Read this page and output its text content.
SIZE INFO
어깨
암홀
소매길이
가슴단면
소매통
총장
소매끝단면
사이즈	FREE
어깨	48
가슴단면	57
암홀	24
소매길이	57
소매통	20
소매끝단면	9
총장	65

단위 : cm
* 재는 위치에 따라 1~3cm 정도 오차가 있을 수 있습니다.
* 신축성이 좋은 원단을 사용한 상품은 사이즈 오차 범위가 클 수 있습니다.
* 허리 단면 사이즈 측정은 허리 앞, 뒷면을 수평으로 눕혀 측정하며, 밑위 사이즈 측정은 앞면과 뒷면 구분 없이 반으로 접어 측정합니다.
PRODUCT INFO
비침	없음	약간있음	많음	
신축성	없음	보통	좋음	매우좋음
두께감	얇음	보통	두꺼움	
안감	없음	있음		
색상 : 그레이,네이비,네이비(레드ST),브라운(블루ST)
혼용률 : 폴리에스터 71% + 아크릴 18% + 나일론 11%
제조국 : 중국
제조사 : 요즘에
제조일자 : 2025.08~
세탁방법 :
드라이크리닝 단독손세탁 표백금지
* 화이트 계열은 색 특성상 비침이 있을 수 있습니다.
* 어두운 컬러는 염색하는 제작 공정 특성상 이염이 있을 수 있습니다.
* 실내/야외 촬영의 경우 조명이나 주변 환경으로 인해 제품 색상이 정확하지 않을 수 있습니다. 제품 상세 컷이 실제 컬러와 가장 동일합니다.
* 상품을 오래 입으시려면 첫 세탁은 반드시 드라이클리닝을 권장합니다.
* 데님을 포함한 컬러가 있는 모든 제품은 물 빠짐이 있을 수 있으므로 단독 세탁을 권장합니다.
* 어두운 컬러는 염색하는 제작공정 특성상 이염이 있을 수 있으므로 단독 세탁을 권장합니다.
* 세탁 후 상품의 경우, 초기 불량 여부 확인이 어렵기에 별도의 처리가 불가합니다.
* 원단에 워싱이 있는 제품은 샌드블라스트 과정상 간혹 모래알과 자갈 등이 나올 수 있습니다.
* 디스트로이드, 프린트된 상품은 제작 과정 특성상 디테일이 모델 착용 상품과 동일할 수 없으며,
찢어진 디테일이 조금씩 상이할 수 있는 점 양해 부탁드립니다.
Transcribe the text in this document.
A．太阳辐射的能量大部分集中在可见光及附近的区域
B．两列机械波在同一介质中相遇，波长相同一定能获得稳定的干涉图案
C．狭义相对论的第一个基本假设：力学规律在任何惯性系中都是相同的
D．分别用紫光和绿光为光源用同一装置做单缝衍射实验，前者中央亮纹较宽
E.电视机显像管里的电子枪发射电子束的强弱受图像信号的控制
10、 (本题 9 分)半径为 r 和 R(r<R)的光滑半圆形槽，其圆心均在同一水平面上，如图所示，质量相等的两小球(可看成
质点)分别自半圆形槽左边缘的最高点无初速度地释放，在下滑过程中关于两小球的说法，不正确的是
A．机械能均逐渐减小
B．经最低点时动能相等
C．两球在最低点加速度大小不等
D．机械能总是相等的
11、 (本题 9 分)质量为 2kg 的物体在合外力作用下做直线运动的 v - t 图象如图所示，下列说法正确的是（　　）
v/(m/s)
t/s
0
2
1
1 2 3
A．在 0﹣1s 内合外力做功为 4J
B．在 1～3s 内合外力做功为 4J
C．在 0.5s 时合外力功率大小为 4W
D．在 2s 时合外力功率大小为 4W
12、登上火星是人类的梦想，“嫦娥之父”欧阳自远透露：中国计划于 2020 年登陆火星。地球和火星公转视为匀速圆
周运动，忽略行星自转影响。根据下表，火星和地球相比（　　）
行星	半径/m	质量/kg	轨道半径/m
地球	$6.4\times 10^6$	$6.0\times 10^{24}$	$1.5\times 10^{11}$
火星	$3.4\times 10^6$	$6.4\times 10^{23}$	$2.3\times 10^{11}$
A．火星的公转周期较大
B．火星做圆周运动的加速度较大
....
== DESCRIPTION OF THE TASK ==
The records above should all be quoted exactly, please.

== CORRECT OUTPUT ==
Read this page and output its text content.
SIZE INFO
어깨
암홀
소매길이
가슴단면
소매통
총장
소매끝단면
사이즈	FREE
어깨	48
가슴단면	57
암홀	24
소매길이	57
소매통	20
소매끝단면	9
총장	65

단위 : cm
* 재는 위치에 따라 1~3cm 정도 오차가 있을 수 있습니다.
* 신축성이 좋은 원단을 사용한 상품은 사이즈 오차 범위가 클 수 있습니다.
* 허리 단면 사이즈 측정은 허리 앞, 뒷면을 수평으로 눕혀 측정하며, 밑위 사이즈 측정은 앞면과 뒷면 구분 없이 반으로 접어 측정합니다.
PRODUCT INFO
비침	없음	약간있음	많음	
신축성	없음	보통	좋음	매우좋음
두께감	얇음	보통	두꺼움	
안감	없음	있음		
색상 : 그레이,네이비,네이비(레드ST),브라운(블루ST)
혼용률 : 폴리에스터 71% + 아크릴 18% + 나일론 11%
제조국 : 중국
제조사 : 요즘에
제조일자 : 2025.08~
세탁방법 :
드라이크리닝 단독손세탁 표백금지
* 화이트 계열은 색 특성상 비침이 있을 수 있습니다.
* 어두운 컬러는 염색하는 제작 공정 특성상 이염이 있을 수 있습니다.
* 실내/야외 촬영의 경우 조명이나 주변 환경으로 인해 제품 색상이 정확하지 않을 수 있습니다. 제품 상세 컷이 실제 컬러와 가장 동일합니다.
* 상품을 오래 입으시려면 첫 세탁은 반드시 드라이클리닝을 권장합니다.
* 데님을 포함한 컬러가 있는 모든 제품은 물 빠짐이 있을 수 있으므로 단독 세탁을 권장합니다.
* 어두운 컬러는 염색하는 제작공정 특성상 이염이 있을 수 있으므로 단독 세탁을 권장합니다.
* 세탁 후 상품의 경우, 초기 불량 여부 확인이 어렵기에 별도의 처리가 불가합니다.
* 원단에 워싱이 있는 제품은 샌드블라스트 과정상 간혹 모래알과 자갈 등이 나올 수 있습니다.
* 디스트로이드, 프린트된 상품은 제작 과정 특성상 디테일이 모델 착용 상품과 동일할 수 없으며,
찢어진 디테일이 조금씩 상이할 수 있는 점 양해 부탁드립니다.
Transcribe the text in this document.
A．太阳辐射的能量大部分集中在可见光及附近的区域
B．两列机械波在同一介质中相遇，波长相同一定能获得稳定的干涉图案
C．狭义相对论的第一个基本假设：力学规律在任何惯性系中都是相同的
D．分别用紫光和绿光为光源用同一装置做单缝衍射实验，前者中央亮纹较宽
E.电视机显像管里的电子枪发射电子束的强弱受图像信号的控制
10、 (本题 9 分)半径为 r 和 R(r<R)的光滑半圆形槽，其圆心均在同一水平面上，如图所示，质量相等的两小球(可看成
质点)分别自半圆形槽左边缘的最高点无初速度地释放，在下滑过程中关于两小球的说法，不正确的是
A．机械能均逐渐减小
B．经最低点时动能相等
C．两球在最低点加速度大小不等
D．机械能总是相等的
11、 (本题 9 分)质量为 2kg 的物体在合外力作用下做直线运动的 v - t 图象如图所示，下列说法正确的是（　　）
v/(m/s)
t/s
0
2
1
1 2 3
A．在 0﹣1s 内合外力做功为 4J
B．在 1～3s 内合外力做功为 4J
C．在 0.5s 时合外力功率大小为 4W
D．在 2s 时合外力功率大小为 4W
12、登上火星是人类的梦想，“嫦娥之父”欧阳自远透露：中国计划于 2020 年登陆火星。地球和火星公转视为匀速圆
周运动，忽略行星自转影响。根据下表，火星和地球相比（　　）
行星	半径/m	质量/kg	轨道半径/m
地球	$6.4\times 10^6$	$6.0\times 10^{24}$	$1.5\times 10^{11}$
火星	$3.4\times 10^6$	$6.4\times 10^{23}$	$2.3\times 10^{11}$
A．火星的公转周期较大
B．火星做圆周运动的加速度较大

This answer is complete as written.